--- begin Data section ---

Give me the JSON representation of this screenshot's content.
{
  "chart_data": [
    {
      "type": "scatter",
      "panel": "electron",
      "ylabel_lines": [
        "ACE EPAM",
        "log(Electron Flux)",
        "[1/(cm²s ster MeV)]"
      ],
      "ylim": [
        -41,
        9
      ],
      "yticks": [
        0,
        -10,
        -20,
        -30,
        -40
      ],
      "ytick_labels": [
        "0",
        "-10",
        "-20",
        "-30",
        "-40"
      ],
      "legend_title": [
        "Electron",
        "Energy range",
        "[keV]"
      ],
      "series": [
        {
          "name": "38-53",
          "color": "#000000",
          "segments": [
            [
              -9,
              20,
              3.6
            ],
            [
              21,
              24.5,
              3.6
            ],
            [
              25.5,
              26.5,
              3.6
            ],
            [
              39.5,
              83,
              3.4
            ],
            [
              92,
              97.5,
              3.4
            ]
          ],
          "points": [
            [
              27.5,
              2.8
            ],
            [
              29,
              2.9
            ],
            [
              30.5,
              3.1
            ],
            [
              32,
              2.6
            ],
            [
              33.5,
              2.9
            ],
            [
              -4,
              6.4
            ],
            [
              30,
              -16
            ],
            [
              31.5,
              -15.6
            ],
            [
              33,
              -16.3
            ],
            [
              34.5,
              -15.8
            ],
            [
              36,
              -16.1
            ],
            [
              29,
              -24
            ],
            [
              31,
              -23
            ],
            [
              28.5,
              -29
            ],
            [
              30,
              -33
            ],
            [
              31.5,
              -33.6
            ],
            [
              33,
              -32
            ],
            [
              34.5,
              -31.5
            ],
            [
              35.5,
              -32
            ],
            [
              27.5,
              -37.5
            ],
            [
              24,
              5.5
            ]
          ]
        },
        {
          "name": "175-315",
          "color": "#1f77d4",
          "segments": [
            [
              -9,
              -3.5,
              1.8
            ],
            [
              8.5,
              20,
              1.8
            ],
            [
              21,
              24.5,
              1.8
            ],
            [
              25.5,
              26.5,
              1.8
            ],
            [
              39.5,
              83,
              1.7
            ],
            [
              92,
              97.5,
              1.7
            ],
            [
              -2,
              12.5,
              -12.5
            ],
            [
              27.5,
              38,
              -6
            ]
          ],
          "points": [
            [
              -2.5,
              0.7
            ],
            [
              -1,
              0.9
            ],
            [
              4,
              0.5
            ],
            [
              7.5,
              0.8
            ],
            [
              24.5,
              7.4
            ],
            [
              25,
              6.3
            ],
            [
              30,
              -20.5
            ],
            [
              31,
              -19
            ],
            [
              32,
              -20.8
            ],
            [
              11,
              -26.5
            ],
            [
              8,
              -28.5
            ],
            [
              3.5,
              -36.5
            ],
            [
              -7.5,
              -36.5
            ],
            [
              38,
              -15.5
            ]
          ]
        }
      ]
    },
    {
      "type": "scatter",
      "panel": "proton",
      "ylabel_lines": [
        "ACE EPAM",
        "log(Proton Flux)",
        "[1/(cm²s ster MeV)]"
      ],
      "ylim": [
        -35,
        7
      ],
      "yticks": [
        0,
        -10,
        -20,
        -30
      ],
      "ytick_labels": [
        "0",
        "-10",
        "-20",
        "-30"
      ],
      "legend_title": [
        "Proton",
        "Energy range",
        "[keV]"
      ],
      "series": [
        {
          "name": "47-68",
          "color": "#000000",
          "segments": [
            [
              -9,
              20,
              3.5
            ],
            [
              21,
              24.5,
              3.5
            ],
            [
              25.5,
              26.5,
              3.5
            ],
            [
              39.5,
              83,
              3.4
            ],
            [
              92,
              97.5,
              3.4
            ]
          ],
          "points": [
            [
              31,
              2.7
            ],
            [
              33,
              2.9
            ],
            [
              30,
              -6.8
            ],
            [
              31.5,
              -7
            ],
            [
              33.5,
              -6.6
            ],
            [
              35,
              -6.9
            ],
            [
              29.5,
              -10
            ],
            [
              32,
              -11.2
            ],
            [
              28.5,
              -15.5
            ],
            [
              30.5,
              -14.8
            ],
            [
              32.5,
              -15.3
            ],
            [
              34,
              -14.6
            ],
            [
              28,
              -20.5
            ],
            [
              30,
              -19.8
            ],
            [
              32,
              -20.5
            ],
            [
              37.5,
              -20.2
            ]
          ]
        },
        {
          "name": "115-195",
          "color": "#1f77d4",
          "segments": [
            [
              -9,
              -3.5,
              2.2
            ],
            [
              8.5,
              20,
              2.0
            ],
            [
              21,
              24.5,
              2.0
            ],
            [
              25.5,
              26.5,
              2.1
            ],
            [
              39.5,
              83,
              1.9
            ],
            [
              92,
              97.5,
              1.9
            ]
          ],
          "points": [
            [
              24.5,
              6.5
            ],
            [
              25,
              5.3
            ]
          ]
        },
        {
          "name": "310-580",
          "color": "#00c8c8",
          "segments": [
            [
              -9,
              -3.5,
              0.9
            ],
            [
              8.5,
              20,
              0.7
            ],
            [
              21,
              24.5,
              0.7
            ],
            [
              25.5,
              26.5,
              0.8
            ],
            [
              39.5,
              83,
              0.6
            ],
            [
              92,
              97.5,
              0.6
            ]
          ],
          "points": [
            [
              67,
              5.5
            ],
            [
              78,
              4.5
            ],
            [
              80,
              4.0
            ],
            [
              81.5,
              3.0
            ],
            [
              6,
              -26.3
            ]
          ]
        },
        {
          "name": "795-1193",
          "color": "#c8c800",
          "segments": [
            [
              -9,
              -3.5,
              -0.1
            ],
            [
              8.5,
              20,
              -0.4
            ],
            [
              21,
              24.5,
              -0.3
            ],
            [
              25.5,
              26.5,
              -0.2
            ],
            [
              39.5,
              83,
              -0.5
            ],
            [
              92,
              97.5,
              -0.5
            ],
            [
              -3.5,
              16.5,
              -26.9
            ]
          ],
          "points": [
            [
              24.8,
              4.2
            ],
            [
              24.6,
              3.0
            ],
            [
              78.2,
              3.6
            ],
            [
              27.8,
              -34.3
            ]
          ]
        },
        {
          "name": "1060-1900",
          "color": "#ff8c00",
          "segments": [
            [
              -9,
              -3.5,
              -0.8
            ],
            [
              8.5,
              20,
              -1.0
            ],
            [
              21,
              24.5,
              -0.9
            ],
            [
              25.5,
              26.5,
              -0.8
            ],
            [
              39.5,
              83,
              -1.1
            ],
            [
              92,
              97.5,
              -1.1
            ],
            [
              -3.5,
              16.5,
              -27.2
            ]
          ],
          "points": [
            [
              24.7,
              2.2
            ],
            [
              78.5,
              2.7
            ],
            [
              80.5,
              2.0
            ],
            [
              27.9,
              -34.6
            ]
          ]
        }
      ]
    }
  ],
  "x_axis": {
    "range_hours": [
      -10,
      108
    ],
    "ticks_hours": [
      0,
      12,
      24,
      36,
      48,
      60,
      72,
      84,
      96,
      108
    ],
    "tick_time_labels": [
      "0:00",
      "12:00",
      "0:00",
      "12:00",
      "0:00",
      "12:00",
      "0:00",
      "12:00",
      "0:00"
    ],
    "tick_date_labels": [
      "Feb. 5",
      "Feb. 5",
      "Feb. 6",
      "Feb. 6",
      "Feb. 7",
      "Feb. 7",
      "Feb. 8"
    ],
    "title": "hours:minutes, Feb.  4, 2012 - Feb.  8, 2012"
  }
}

--- end Data section ---

Problem description
Retype all of the material, keeping each line exact.

Result of this task
Give me the JSON representation of this screenshot's content.
{
  "chart_data": [
    {
      "type": "scatter",
      "panel": "electron",
      "ylabel_lines": [
        "ACE EPAM",
        "log(Electron Flux)",
        "[1/(cm²s ster MeV)]"
      ],
      "ylim": [
        -41,
        9
      ],
      "yticks": [
        0,
        -10,
        -20,
        -30,
        -40
      ],
      "ytick_labels": [
        "0",
        "-10",
        "-20",
        "-30",
        "-40"
      ],
      "legend_title": [
        "Electron",
        "Energy range",
        "[keV]"
      ],
      "series": [
        {
          "name": "38-53",
          "color": "#000000",
          "segments": [
            [
              -9,
              20,
              3.6
            ],
            [
              21,
              24.5,
              3.6
            ],
            [
              25.5,
              26.5,
              3.6
            ],
            [
              39.5,
              83,
              3.4
            ],
            [
              92,
              97.5,
              3.4
            ]
          ],
          "points": [
            [
              27.5,
              2.8
            ],
            [
              29,
              2.9
            ],
            [
              30.5,
              3.1
            ],
            [
              32,
              2.6
            ],
            [
              33.5,
              2.9
            ],
            [
              -4,
              6.4
            ],
            [
              30,
              -16
            ],
            [
              31.5,
              -15.6
            ],
            [
              33,
              -16.3
            ],
            [
              34.5,
              -15.8
            ],
            [
              36,
              -16.1
            ],
            [
              29,
              -24
            ],
            [
              31,
              -23
            ],
            [
              28.5,
              -29
            ],
            [
              30,
              -33
            ],
            [
              31.5,
              -33.6
            ],
            [
              33,
              -32
            ],
            [
              34.5,
              -31.5
            ],
            [
              35.5,
              -32
            ],
            [
              27.5,
              -37.5
            ],
            [
              24,
              5.5
            ]
          ]
        },
        {
          "name": "175-315",
          "color": "#1f77d4",
          "segments": [
            [
              -9,
              -3.5,
              1.8
            ],
            [
              8.5,
              20,
              1.8
            ],
            [
              21,
              24.5,
              1.8
            ],
            [
              25.5,
              26.5,
              1.8
            ],
            [
              39.5,
              83,
              1.7
            ],
            [
              92,
              97.5,
              1.7
            ],
            [
              -2,
              12.5,
              -12.5
            ],
            [
              27.5,
              38,
              -6
            ]
          ],
          "points": [
            [
              -2.5,
              0.7
            ],
            [
              -1,
              0.9
            ],
            [
              4,
              0.5
            ],
            [
              7.5,
              0.8
            ],
            [
              24.5,
              7.4
            ],
            [
              25,
              6.3
            ],
            [
              30,
              -20.5
            ],
            [
              31,
              -19
            ],
            [
              32,
              -20.8
            ],
            [
              11,
              -26.5
            ],
            [
              8,
              -28.5
            ],
            [
              3.5,
              -36.5
            ],
            [
              -7.5,
              -36.5
            ],
            [
              38,
              -15.5
            ]
          ]
        }
      ]
    },
    {
      "type": "scatter",
      "panel": "proton",
      "ylabel_lines": [
        "ACE EPAM",
        "log(Proton Flux)",
        "[1/(cm²s ster MeV)]"
      ],
      "ylim": [
        -35,
        7
      ],
      "yticks": [
        0,
        -10,
        -20,
        -30
      ],
      "ytick_labels": [
        "0",
        "-10",
        "-20",
        "-30"
      ],
      "legend_title": [
        "Proton",
        "Energy range",
        "[keV]"
      ],
      "series": [
        {
          "name": "47-68",
          "color": "#000000",
          "segments": [
            [
              -9,
              20,
              3.5
            ],
            [
              21,
              24.5,
              3.5
            ],
            [
              25.5,
              26.5,
              3.5
            ],
            [
              39.5,
              83,
              3.4
            ],
            [
              92,
              97.5,
              3.4
            ]
          ],
          "points": [
            [
              31,
              2.7
            ],
            [
              33,
              2.9
            ],
            [
              30,
              -6.8
            ],
            [
              31.5,
              -7
            ],
            [
              33.5,
              -6.6
            ],
            [
              35,
              -6.9
            ],
            [
              29.5,
              -10
            ],
            [
              32,
              -11.2
            ],
            [
              28.5,
              -15.5
            ],
            [
              30.5,
              -14.8
            ],
            [
              32.5,
              -15.3
            ],
            [
              34,
              -14.6
            ],
            [
              28,
              -20.5
            ],
            [
              30,
              -19.8
            ],
            [
              32,
              -20.5
            ],
            [
              37.5,
              -20.2
            ]
          ]
        },
        {
          "name": "115-195",
          "color": "#1f77d4",
          "segments": [
            [
              -9,
              -3.5,
              2.2
            ],
            [
              8.5,
              20,
              2.0
            ],
            [
              21,
              24.5,
              2.0
            ],
            [
              25.5,
              26.5,
              2.1
            ],
            [
              39.5,
              83,
              1.9
            ],
            [
              92,
              97.5,
              1.9
            ]
          ],
          "points": [
            [
              24.5,
              6.5
            ],
            [
              25,
              5.3
            ]
          ]
        },
        {
          "name": "310-580",
          "color": "#00c8c8",
          "segments": [
            [
              -9,
              -3.5,
              0.9
            ],
            [
              8.5,
              20,
              0.7
            ],
            [
              21,
              24.5,
              0.7
            ],
            [
              25.5,
              26.5,
              0.8
            ],
            [
              39.5,
              83,
              0.6
            ],
            [
              92,
              97.5,
              0.6
            ]
          ],
          "points": [
            [
              67,
              5.5
            ],
            [
              78,
              4.5
            ],
            [
              80,
              4.0
            ],
            [
              81.5,
              3.0
            ],
            [
              6,
              -26.3
            ]
          ]
        },
        {
          "name": "795-1193",
          "color": "#c8c800",
          "segments": [
            [
              -9,
              -3.5,
              -0.1
            ],
            [
              8.5,
              20,
              -0.4
            ],
            [
              21,
              24.5,
              -0.3
            ],
            [
              25.5,
              26.5,
              -0.2
            ],
            [
              39.5,
              83,
              -0.5
            ],
            [
              92,
              97.5,
              -0.5
            ],
            [
              -3.5,
              16.5,
              -26.9
            ]
          ],
          "points": [
            [
              24.8,
              4.2
            ],
            [
              24.6,
              3.0
            ],
            [
              78.2,
              3.6
            ],
            [
              27.8,
              -34.3
            ]
          ]
        },
        {
          "name": "1060-1900",
          "color": "#ff8c00",
          "segments": [
            [
              -9,
              -3.5,
              -0.8
            ],
            [
              8.5,
              20,
              -1.0
            ],
            [
              21,
              24.5,
              -0.9
            ],
            [
              25.5,
              26.5,
              -0.8
            ],
            [
              39.5,
              83,
              -1.1
            ],
            [
              92,
              97.5,
              -1.1
            ],
            [
              -3.5,
              16.5,
              -27.2
            ]
          ],
          "points": [
            [
              24.7,
              2.2
            ],
            [
              78.5,
              2.7
            ],
            [
              80.5,
              2.0
            ],
            [
              27.9,
              -34.6
            ]
          ]
        }
      ]
    }
  ],
  "x_axis": {
    "range_hours": [
      -10,
      108
    ],
    "ticks_hours": [
      0,
      12,
      24,
      36,
      48,
      60,
      72,
      84,
      96,
      108
    ],
    "tick_time_labels": [
      "0:00",
      "12:00",
      "0:00",
      "12:00",
      "0:00",
      "12:00",
      "0:00",
      "12:00",
      "0:00"
    ],
    "tick_date_labels": [
      "Feb. 5",
      "Feb. 5",
      "Feb. 6",
      "Feb. 6",
      "Feb. 7",
      "Feb. 7",
      "Feb. 8"
    ],
    "title": "hours:minutes, Feb.  4, 2012 - Feb.  8, 2012"
  }
}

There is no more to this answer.